Task set:
A) Answer these from the will contest text, one line each, marked (i), (ii), (iii):
(i) What is the filing deadline for a will contest in Iowa?
(ii) With which court must the complaint be filed?
(iii) What happens to the assets if the will is found to be valid?
B) In the will contest text, shorten the paragraph that begins "Within that time period" while keeping its main facts.
C) Write what comes next in the will contest text, starting after its final paragraph.

Generally speaking, undue influence refers to the substitution of desires and wishes of a testator for those of the will’s beneficiary. In other words, someone is influencing the person making the will to give them something they otherwise wouldn’t receive. Typically, this is a close relatives, friend or healthcare provider that manipulates or defrauds and elderly or ailing person by declaring them the beneficiary of certain properties or assets through their will.

While all cases involving undue influence are different, some factors considered typically include:

  1. The decedent's poor physical condition;
  1. The decedent's poor mental condition;
  1. The decedent’s intelligence;
  1. A change in distribution from a prior will;
  1. Involvement of the influencer with the decedent in drafting or executing the will.

When Can You File A Will Contest?

If you are considering contesting a will, you must act promptly to protect your claim. Generally, a will contest in Iowa must be filed the latter of 1. four months after publication of the second notice in a local newspaper or 2. one month after mailing notice to the party.  

What To Expect From The Will Contest Suit?

Within that time period, you must file a complaint with the probate court. From there, the executor will be notified and they will have an opportunity to defend the will in question at trial. Following the trial, the probate judge will issue a verdict regarding the will.  

If the will is found to be valid, the assets will be distributed in accordance with the will. If all or part of the will is found to be invalid, the portion ruled invalid will be distributed either in accordance with a prior will that wasn’t influenced or will be distributed via intestate succession.

Record excerpts:

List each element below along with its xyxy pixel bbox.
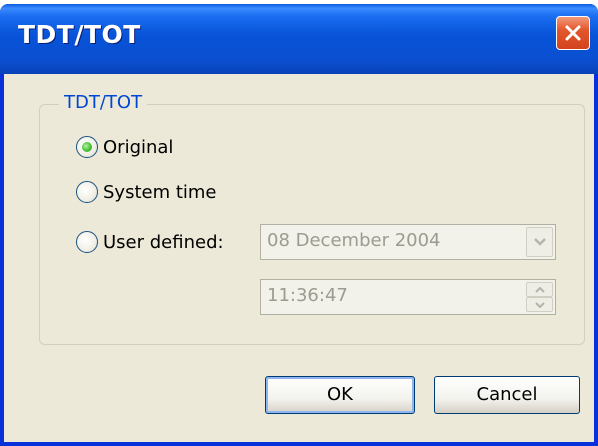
radio-button-system-time[interactable] <box>76 181 98 203</box>
date-value: 08 December 2004 <box>267 230 441 251</box>
radio-option-original[interactable]: Original <box>76 134 173 160</box>
time-spinner[interactable]: 11:36:47 <box>260 279 556 315</box>
window-title: TDT/TOT <box>18 20 141 49</box>
radio-label-original: Original <box>103 136 174 158</box>
chevron-down-icon <box>535 302 545 308</box>
radio-button-user-defined[interactable] <box>76 231 98 253</box>
close-icon <box>565 25 581 41</box>
dialog-client-area: TDT/TOT Original System time User define… <box>4 74 594 442</box>
cancel-button[interactable]: Cancel <box>434 376 580 414</box>
ok-button[interactable]: OK <box>265 376 415 414</box>
chevron-up-icon <box>535 287 545 293</box>
radio-option-user-defined[interactable]: User defined: <box>76 229 224 255</box>
radio-option-system-time[interactable]: System time <box>76 179 217 205</box>
time-spin-up-button[interactable] <box>526 282 553 297</box>
radio-button-original[interactable] <box>76 136 98 158</box>
radio-label-user-defined: User defined: <box>103 231 224 253</box>
close-button[interactable] <box>556 16 590 50</box>
time-value: 11:36:47 <box>267 285 348 306</box>
groupbox-title: TDT/TOT <box>59 92 148 113</box>
title-bar[interactable]: TDT/TOT <box>0 4 598 74</box>
dialog-window: TDT/TOT TDT/TOT Original System time Use… <box>0 4 598 446</box>
chevron-down-icon <box>534 238 546 246</box>
date-picker[interactable]: 08 December 2004 <box>260 224 556 260</box>
date-dropdown-button[interactable] <box>526 227 553 257</box>
radio-label-system-time: System time <box>103 181 217 203</box>
time-spin-down-button[interactable] <box>526 297 553 312</box>
time-spin-buttons <box>526 282 553 312</box>
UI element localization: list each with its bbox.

Exercise answers:
A)
(i) The later of four months after publication of the second notice in a local newspaper or one month after mailing notice to the party.
(ii) The probate court.
(iii) They are distributed in accordance with the will.

B) The complaint must be filed with the probate court within the deadline. The executor is then notified and may defend the will at trial, after which the probate judge issues a verdict.

C)
Tortious Interference With Inheritance In Iowa

Since 1978, Iowa has recognized a claim called “tortious interference with inheritance.” This claim arises in situations where someone believes they were unlawfully cut out of an inheritance they had expected. If you can prove that someone illegally interfered with the expected inheritance, you can recover compensatory and punitive damages. This claim is in addition to the will contest.  

Intentional interference with inheritance claims must meet the following elements to be successful:

  1. The plaintiff had an expectancy with which the defendant interfered;
  1. The interference was tortious;
  1. Reasonable certainty exists that, but for the defendant’s tortious interference, the expectancy would have been fulfilled; and
  1. There are damages.  

The first element can be difficult to prove. If there is an earlier will or trust that shows that the plaintiff was to benefit, that can be used as evidence. Additionally, draft wills/trusts, notes, emails, letters or phone calls where the decedent indicates that they intend the plaintiff to benefit from their will or trust can also be used as evidence to establish this element.

The second element, tortious interference, addresses the defendant’s state of mind. The plaintiff must do more than show the defendant interfered with their inheritance. They must also show that the interference by the defendant was wrong in some way. This often comes in the form of duress, fraud, defamation, abusing fiduciary duty, forgery, suppression or alteration. If the defendant has done any of this, the element is met.  

The final issue to address is damages, specifically compensatory damages. This is typically the value of the property that the plaintiff would have received if it wasn’t for the defendant’s actions. In addition to this, emotional distress damages are recoverable and even punitive damages in certain circumstances. If the plaintiff had previously challenged the will or trust in court and then it’s proven that the defendant interfered with the will or trust, the plaintiff can also recover their attorney fees from that prior court proceeding.  

Generally, a person who wants to make this claim must first challenge the will or trust through the traditional probate proceedings unless they are unavailable. Some courts have suggested that the claim isn’t available at all if methods exist to contest the will or trust in probate court. In these circumstances, some courts hold that probate court is the person’s only remedy, whether they are successful in probate court or not.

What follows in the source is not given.